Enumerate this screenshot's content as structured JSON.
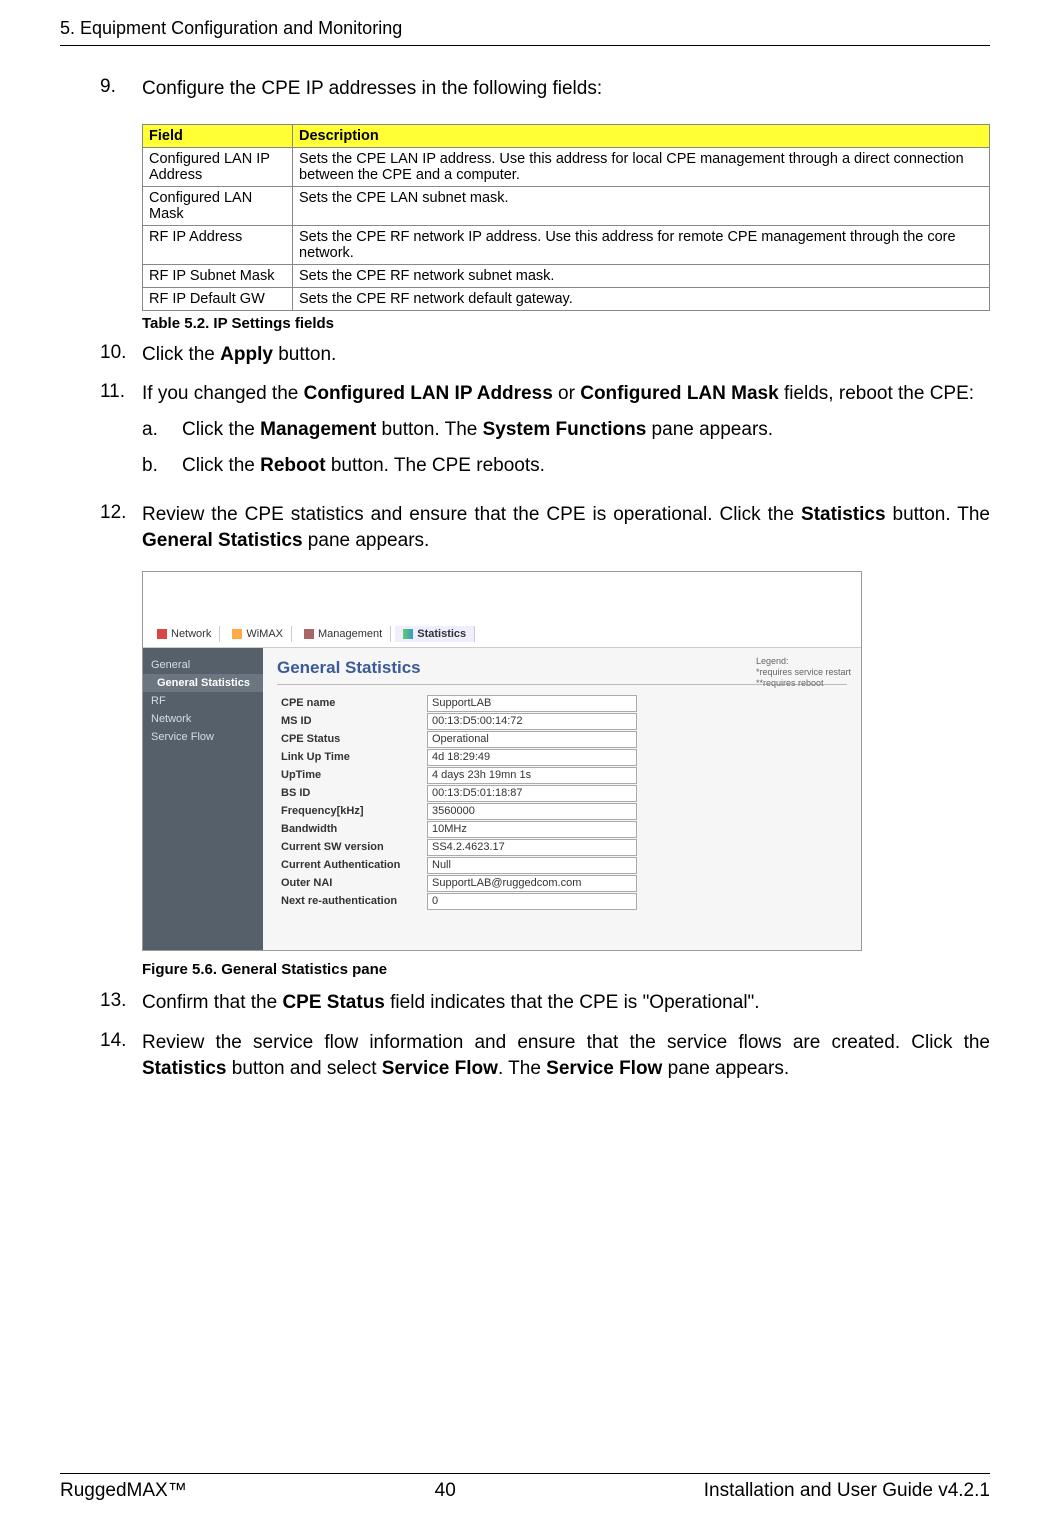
{
  "header": {
    "chapter": "5. Equipment Configuration and Monitoring"
  },
  "step9": {
    "num": "9.",
    "text": "Configure the CPE IP addresses in the following fields:"
  },
  "table": {
    "headers": {
      "field": "Field",
      "description": "Description"
    },
    "rows": [
      {
        "field": "Configured LAN IP Address",
        "description": "Sets the CPE LAN IP address. Use this address for local CPE management through a direct connection between the CPE and a computer."
      },
      {
        "field": "Configured LAN Mask",
        "description": "Sets the CPE LAN subnet mask."
      },
      {
        "field": "RF IP Address",
        "description": "Sets the CPE RF network IP address. Use this address for remote CPE management through the core network."
      },
      {
        "field": "RF IP Subnet Mask",
        "description": "Sets the CPE RF network subnet mask."
      },
      {
        "field": "RF IP Default GW",
        "description": "Sets the CPE RF network default gateway."
      }
    ],
    "caption": "Table 5.2. IP Settings fields"
  },
  "step10": {
    "num": "10.",
    "pre": "Click the ",
    "bold1": "Apply",
    "post": " button."
  },
  "step11": {
    "num": "11.",
    "pre": "If you changed the ",
    "bold1": "Configured LAN IP Address",
    "mid1": " or ",
    "bold2": "Configured LAN Mask",
    "post": " fields, reboot the CPE:"
  },
  "step11a": {
    "num": "a.",
    "pre": "Click the ",
    "bold1": "Management",
    "mid1": " button. The ",
    "bold2": "System Functions",
    "post": " pane appears."
  },
  "step11b": {
    "num": "b.",
    "pre": "Click the ",
    "bold1": "Reboot",
    "post": " button. The CPE reboots."
  },
  "step12": {
    "num": "12.",
    "pre": "Review the CPE statistics and ensure that the CPE is operational. Click the ",
    "bold1": "Statistics",
    "mid1": " button. The ",
    "bold2": "General Statistics",
    "post": " pane appears."
  },
  "screenshot": {
    "tabs": {
      "network": "Network",
      "wimax": "WiMAX",
      "management": "Management",
      "statistics": "Statistics"
    },
    "sidebar": {
      "general": "General",
      "general_stats": "General Statistics",
      "rf": "RF",
      "network": "Network",
      "service_flow": "Service Flow"
    },
    "title": "General Statistics",
    "legend": {
      "header": "Legend:",
      "line1": "*requires service restart",
      "line2": "**requires reboot"
    },
    "stats": [
      {
        "label": "CPE name",
        "value": "SupportLAB"
      },
      {
        "label": "MS ID",
        "value": "00:13:D5:00:14:72"
      },
      {
        "label": "CPE Status",
        "value": "Operational"
      },
      {
        "label": "Link Up Time",
        "value": "4d 18:29:49"
      },
      {
        "label": "UpTime",
        "value": "4 days 23h 19mn 1s"
      },
      {
        "label": "BS ID",
        "value": "00:13:D5:01:18:87"
      },
      {
        "label": "Frequency[kHz]",
        "value": "3560000"
      },
      {
        "label": "Bandwidth",
        "value": "10MHz"
      },
      {
        "label": "Current SW version",
        "value": "SS4.2.4623.17"
      },
      {
        "label": "Current Authentication",
        "value": "Null"
      },
      {
        "label": "Outer NAI",
        "value": "SupportLAB@ruggedcom.com"
      },
      {
        "label": "Next re-authentication",
        "value": "0"
      }
    ],
    "caption": "Figure 5.6. General Statistics pane"
  },
  "step13": {
    "num": "13.",
    "pre": "Confirm that the ",
    "bold1": "CPE Status",
    "post": " field indicates that the CPE is \"Operational\"."
  },
  "step14": {
    "num": "14.",
    "pre": "Review the service flow information and ensure that the service flows are created. Click the ",
    "bold1": "Statistics",
    "mid1": " button and select ",
    "bold2": "Service Flow",
    "mid2": ". The ",
    "bold3": "Service Flow",
    "post": " pane appears."
  },
  "footer": {
    "left": "RuggedMAX™",
    "center": "40",
    "right": "Installation and User Guide v4.2.1"
  }
}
===============
Exercise prompt →
Without the pictures, print the records in full, exactly as they appear.

Output for this exercise →
Enumerate this screenshot's content as structured JSON.
{
  "header": {
    "chapter": "5. Equipment Configuration and Monitoring"
  },
  "step9": {
    "num": "9.",
    "text": "Configure the CPE IP addresses in the following fields:"
  },
  "table": {
    "headers": {
      "field": "Field",
      "description": "Description"
    },
    "rows": [
      {
        "field": "Configured LAN IP Address",
        "description": "Sets the CPE LAN IP address. Use this address for local CPE management through a direct connection between the CPE and a computer."
      },
      {
        "field": "Configured LAN Mask",
        "description": "Sets the CPE LAN subnet mask."
      },
      {
        "field": "RF IP Address",
        "description": "Sets the CPE RF network IP address. Use this address for remote CPE management through the core network."
      },
      {
        "field": "RF IP Subnet Mask",
        "description": "Sets the CPE RF network subnet mask."
      },
      {
        "field": "RF IP Default GW",
        "description": "Sets the CPE RF network default gateway."
      }
    ],
    "caption": "Table 5.2. IP Settings fields"
  },
  "step10": {
    "num": "10.",
    "pre": "Click the ",
    "bold1": "Apply",
    "post": " button."
  },
  "step11": {
    "num": "11.",
    "pre": "If you changed the ",
    "bold1": "Configured LAN IP Address",
    "mid1": " or ",
    "bold2": "Configured LAN Mask",
    "post": " fields, reboot the CPE:"
  },
  "step11a": {
    "num": "a.",
    "pre": "Click the ",
    "bold1": "Management",
    "mid1": " button. The ",
    "bold2": "System Functions",
    "post": " pane appears."
  },
  "step11b": {
    "num": "b.",
    "pre": "Click the ",
    "bold1": "Reboot",
    "post": " button. The CPE reboots."
  },
  "step12": {
    "num": "12.",
    "pre": "Review the CPE statistics and ensure that the CPE is operational. Click the ",
    "bold1": "Statistics",
    "mid1": " button. The ",
    "bold2": "General Statistics",
    "post": " pane appears."
  },
  "screenshot": {
    "tabs": {
      "network": "Network",
      "wimax": "WiMAX",
      "management": "Management",
      "statistics": "Statistics"
    },
    "sidebar": {
      "general": "General",
      "general_stats": "General Statistics",
      "rf": "RF",
      "network": "Network",
      "service_flow": "Service Flow"
    },
    "title": "General Statistics",
    "legend": {
      "header": "Legend:",
      "line1": "*requires service restart",
      "line2": "**requires reboot"
    },
    "stats": [
      {
        "label": "CPE name",
        "value": "SupportLAB"
      },
      {
        "label": "MS ID",
        "value": "00:13:D5:00:14:72"
      },
      {
        "label": "CPE Status",
        "value": "Operational"
      },
      {
        "label": "Link Up Time",
        "value": "4d 18:29:49"
      },
      {
        "label": "UpTime",
        "value": "4 days 23h 19mn 1s"
      },
      {
        "label": "BS ID",
        "value": "00:13:D5:01:18:87"
      },
      {
        "label": "Frequency[kHz]",
        "value": "3560000"
      },
      {
        "label": "Bandwidth",
        "value": "10MHz"
      },
      {
        "label": "Current SW version",
        "value": "SS4.2.4623.17"
      },
      {
        "label": "Current Authentication",
        "value": "Null"
      },
      {
        "label": "Outer NAI",
        "value": "SupportLAB@ruggedcom.com"
      },
      {
        "label": "Next re-authentication",
        "value": "0"
      }
    ],
    "caption": "Figure 5.6. General Statistics pane"
  },
  "step13": {
    "num": "13.",
    "pre": "Confirm that the ",
    "bold1": "CPE Status",
    "post": " field indicates that the CPE is \"Operational\"."
  },
  "step14": {
    "num": "14.",
    "pre": "Review the service flow information and ensure that the service flows are created. Click the ",
    "bold1": "Statistics",
    "mid1": " button and select ",
    "bold2": "Service Flow",
    "mid2": ". The ",
    "bold3": "Service Flow",
    "post": " pane appears."
  },
  "footer": {
    "left": "RuggedMAX™",
    "center": "40",
    "right": "Installation and User Guide v4.2.1"
  }
}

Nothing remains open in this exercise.